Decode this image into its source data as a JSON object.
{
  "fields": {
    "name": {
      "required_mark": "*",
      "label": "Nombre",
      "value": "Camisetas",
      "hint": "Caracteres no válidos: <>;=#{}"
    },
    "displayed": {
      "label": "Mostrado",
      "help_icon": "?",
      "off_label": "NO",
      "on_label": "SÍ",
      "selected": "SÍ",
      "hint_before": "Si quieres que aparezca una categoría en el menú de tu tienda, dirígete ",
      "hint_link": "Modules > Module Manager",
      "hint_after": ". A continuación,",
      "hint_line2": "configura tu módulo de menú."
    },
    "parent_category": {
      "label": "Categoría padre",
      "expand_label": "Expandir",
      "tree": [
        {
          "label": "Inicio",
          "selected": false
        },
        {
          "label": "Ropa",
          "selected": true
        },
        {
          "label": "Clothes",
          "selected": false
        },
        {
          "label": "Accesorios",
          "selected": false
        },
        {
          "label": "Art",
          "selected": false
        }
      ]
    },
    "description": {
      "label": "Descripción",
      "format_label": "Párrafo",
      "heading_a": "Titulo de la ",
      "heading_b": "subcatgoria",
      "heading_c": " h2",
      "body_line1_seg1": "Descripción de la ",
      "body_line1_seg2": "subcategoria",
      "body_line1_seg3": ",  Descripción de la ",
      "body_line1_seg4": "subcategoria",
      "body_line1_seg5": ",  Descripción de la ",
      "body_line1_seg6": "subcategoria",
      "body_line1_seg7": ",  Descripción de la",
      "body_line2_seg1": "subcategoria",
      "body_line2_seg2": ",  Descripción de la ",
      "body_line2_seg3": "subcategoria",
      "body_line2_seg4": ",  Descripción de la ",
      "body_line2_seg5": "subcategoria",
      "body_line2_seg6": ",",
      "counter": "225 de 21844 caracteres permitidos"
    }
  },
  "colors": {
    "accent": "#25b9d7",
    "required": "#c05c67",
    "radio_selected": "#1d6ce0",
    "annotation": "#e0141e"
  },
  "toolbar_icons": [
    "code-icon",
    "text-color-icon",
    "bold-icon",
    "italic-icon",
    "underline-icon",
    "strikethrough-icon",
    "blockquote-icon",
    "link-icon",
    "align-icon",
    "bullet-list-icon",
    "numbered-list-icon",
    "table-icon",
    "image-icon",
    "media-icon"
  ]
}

======

__INSTRUCTIONS TO FOLLOW__. Return all of the entries word for word.

__RESULT FOR THIS TASK__.
Decode this image into its source data as a JSON object.
{
  "fields": {
    "name": {
      "required_mark": "*",
      "label": "Nombre",
      "value": "Camisetas",
      "hint": "Caracteres no válidos: <>;=#{}"
    },
    "displayed": {
      "label": "Mostrado",
      "help_icon": "?",
      "off_label": "NO",
      "on_label": "SÍ",
      "selected": "SÍ",
      "hint_before": "Si quieres que aparezca una categoría en el menú de tu tienda, dirígete ",
      "hint_link": "Modules > Module Manager",
      "hint_after": ". A continuación,",
      "hint_line2": "configura tu módulo de menú."
    },
    "parent_category": {
      "label": "Categoría padre",
      "expand_label": "Expandir",
      "tree": [
        {
          "label": "Inicio",
          "selected": false
        },
        {
          "label": "Ropa",
          "selected": true
        },
        {
          "label": "Clothes",
          "selected": false
        },
        {
          "label": "Accesorios",
          "selected": false
        },
        {
          "label": "Art",
          "selected": false
        }
      ]
    },
    "description": {
      "label": "Descripción",
      "format_label": "Párrafo",
      "heading_a": "Titulo de la ",
      "heading_b": "subcatgoria",
      "heading_c": " h2",
      "body_line1_seg1": "Descripción de la ",
      "body_line1_seg2": "subcategoria",
      "body_line1_seg3": ",  Descripción de la ",
      "body_line1_seg4": "subcategoria",
      "body_line1_seg5": ",  Descripción de la ",
      "body_line1_seg6": "subcategoria",
      "body_line1_seg7": ",  Descripción de la",
      "body_line2_seg1": "subcategoria",
      "body_line2_seg2": ",  Descripción de la ",
      "body_line2_seg3": "subcategoria",
      "body_line2_seg4": ",  Descripción de la ",
      "body_line2_seg5": "subcategoria",
      "body_line2_seg6": ",",
      "counter": "225 de 21844 caracteres permitidos"
    }
  },
  "colors": {
    "accent": "#25b9d7",
    "required": "#c05c67",
    "radio_selected": "#1d6ce0",
    "annotation": "#e0141e"
  },
  "toolbar_icons": [
    "code-icon",
    "text-color-icon",
    "bold-icon",
    "italic-icon",
    "underline-icon",
    "strikethrough-icon",
    "blockquote-icon",
    "link-icon",
    "align-icon",
    "bullet-list-icon",
    "numbered-list-icon",
    "table-icon",
    "image-icon",
    "media-icon"
  ]
}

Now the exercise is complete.